Short exercise ▸ All records are to be retyped faithfully and completely.

Provided data ▸
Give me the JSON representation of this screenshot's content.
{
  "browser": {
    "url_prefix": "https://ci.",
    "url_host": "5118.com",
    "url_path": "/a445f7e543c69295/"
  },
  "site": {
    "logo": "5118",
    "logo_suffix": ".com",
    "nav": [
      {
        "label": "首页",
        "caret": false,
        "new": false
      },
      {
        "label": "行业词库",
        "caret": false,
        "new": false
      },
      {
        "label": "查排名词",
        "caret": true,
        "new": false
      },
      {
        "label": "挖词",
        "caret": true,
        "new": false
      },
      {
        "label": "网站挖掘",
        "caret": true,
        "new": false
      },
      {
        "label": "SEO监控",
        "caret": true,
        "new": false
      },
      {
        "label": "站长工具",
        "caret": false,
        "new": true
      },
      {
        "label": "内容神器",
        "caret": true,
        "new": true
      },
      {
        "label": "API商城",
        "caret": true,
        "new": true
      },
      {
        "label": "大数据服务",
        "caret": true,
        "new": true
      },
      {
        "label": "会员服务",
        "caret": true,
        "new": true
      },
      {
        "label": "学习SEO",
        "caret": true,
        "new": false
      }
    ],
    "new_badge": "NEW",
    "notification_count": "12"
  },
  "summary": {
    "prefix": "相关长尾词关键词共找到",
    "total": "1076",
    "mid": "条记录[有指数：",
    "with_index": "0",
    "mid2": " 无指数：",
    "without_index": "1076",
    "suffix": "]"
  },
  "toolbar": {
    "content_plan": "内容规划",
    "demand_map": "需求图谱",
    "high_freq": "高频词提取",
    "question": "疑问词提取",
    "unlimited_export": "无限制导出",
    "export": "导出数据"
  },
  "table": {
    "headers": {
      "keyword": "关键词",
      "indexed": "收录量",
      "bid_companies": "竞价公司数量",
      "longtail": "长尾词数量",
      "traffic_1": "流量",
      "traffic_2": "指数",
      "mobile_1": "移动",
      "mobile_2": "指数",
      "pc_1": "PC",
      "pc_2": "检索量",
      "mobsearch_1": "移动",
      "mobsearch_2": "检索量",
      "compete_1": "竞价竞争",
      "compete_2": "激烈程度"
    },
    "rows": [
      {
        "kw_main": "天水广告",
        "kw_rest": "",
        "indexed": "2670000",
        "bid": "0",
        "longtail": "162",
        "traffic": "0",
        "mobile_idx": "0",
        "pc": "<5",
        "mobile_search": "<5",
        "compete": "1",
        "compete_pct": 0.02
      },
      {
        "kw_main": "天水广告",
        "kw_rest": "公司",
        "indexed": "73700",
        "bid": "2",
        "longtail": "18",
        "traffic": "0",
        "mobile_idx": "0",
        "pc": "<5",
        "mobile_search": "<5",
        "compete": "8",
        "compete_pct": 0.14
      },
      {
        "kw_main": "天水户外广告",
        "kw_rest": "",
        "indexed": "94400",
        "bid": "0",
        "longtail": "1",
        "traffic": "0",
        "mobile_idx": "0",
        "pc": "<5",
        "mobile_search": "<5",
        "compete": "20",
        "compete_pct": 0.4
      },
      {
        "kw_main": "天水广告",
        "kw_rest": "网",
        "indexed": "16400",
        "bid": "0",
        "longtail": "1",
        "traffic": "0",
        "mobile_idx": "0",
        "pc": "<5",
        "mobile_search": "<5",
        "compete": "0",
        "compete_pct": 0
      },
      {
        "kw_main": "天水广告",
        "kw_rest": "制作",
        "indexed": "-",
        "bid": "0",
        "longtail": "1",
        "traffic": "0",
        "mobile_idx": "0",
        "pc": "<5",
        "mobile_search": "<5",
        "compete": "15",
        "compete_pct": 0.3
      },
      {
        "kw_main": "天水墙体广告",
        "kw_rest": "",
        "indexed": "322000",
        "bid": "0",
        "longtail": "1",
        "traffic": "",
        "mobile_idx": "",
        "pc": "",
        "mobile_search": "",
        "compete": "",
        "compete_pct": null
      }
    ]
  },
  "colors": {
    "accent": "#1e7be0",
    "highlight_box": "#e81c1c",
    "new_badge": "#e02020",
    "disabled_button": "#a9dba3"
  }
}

Exercise solution ▸
Give me the JSON representation of this screenshot's content.
{
  "browser": {
    "url_prefix": "https://ci.",
    "url_host": "5118.com",
    "url_path": "/a445f7e543c69295/"
  },
  "site": {
    "logo": "5118",
    "logo_suffix": ".com",
    "nav": [
      {
        "label": "首页",
        "caret": false,
        "new": false
      },
      {
        "label": "行业词库",
        "caret": false,
        "new": false
      },
      {
        "label": "查排名词",
        "caret": true,
        "new": false
      },
      {
        "label": "挖词",
        "caret": true,
        "new": false
      },
      {
        "label": "网站挖掘",
        "caret": true,
        "new": false
      },
      {
        "label": "SEO监控",
        "caret": true,
        "new": false
      },
      {
        "label": "站长工具",
        "caret": false,
        "new": true
      },
      {
        "label": "内容神器",
        "caret": true,
        "new": true
      },
      {
        "label": "API商城",
        "caret": true,
        "new": true
      },
      {
        "label": "大数据服务",
        "caret": true,
        "new": true
      },
      {
        "label": "会员服务",
        "caret": true,
        "new": true
      },
      {
        "label": "学习SEO",
        "caret": true,
        "new": false
      }
    ],
    "new_badge": "NEW",
    "notification_count": "12"
  },
  "summary": {
    "prefix": "相关长尾词关键词共找到",
    "total": "1076",
    "mid": "条记录[有指数：",
    "with_index": "0",
    "mid2": " 无指数：",
    "without_index": "1076",
    "suffix": "]"
  },
  "toolbar": {
    "content_plan": "内容规划",
    "demand_map": "需求图谱",
    "high_freq": "高频词提取",
    "question": "疑问词提取",
    "unlimited_export": "无限制导出",
    "export": "导出数据"
  },
  "table": {
    "headers": {
      "keyword": "关键词",
      "indexed": "收录量",
      "bid_companies": "竞价公司数量",
      "longtail": "长尾词数量",
      "traffic_1": "流量",
      "traffic_2": "指数",
      "mobile_1": "移动",
      "mobile_2": "指数",
      "pc_1": "PC",
      "pc_2": "检索量",
      "mobsearch_1": "移动",
      "mobsearch_2": "检索量",
      "compete_1": "竞价竞争",
      "compete_2": "激烈程度"
    },
    "rows": [
      {
        "kw_main": "天水广告",
        "kw_rest": "",
        "indexed": "2670000",
        "bid": "0",
        "longtail": "162",
        "traffic": "0",
        "mobile_idx": "0",
        "pc": "<5",
        "mobile_search": "<5",
        "compete": "1",
        "compete_pct": 0.02
      },
      {
        "kw_main": "天水广告",
        "kw_rest": "公司",
        "indexed": "73700",
        "bid": "2",
        "longtail": "18",
        "traffic": "0",
        "mobile_idx": "0",
        "pc": "<5",
        "mobile_search": "<5",
        "compete": "8",
        "compete_pct": 0.14
      },
      {
        "kw_main": "天水户外广告",
        "kw_rest": "",
        "indexed": "94400",
        "bid": "0",
        "longtail": "1",
        "traffic": "0",
        "mobile_idx": "0",
        "pc": "<5",
        "mobile_search": "<5",
        "compete": "20",
        "compete_pct": 0.4
      },
      {
        "kw_main": "天水广告",
        "kw_rest": "网",
        "indexed": "16400",
        "bid": "0",
        "longtail": "1",
        "traffic": "0",
        "mobile_idx": "0",
        "pc": "<5",
        "mobile_search": "<5",
        "compete": "0",
        "compete_pct": 0
      },
      {
        "kw_main": "天水广告",
        "kw_rest": "制作",
        "indexed": "-",
        "bid": "0",
        "longtail": "1",
        "traffic": "0",
        "mobile_idx": "0",
        "pc": "<5",
        "mobile_search": "<5",
        "compete": "15",
        "compete_pct": 0.3
      },
      {
        "kw_main": "天水墙体广告",
        "kw_rest": "",
        "indexed": "322000",
        "bid": "0",
        "longtail": "1",
        "traffic": "",
        "mobile_idx": "",
        "pc": "",
        "mobile_search": "",
        "compete": "",
        "compete_pct": null
      }
    ]
  },
  "colors": {
    "accent": "#1e7be0",
    "highlight_box": "#e81c1c",
    "new_badge": "#e02020",
    "disabled_button": "#a9dba3"
  }
}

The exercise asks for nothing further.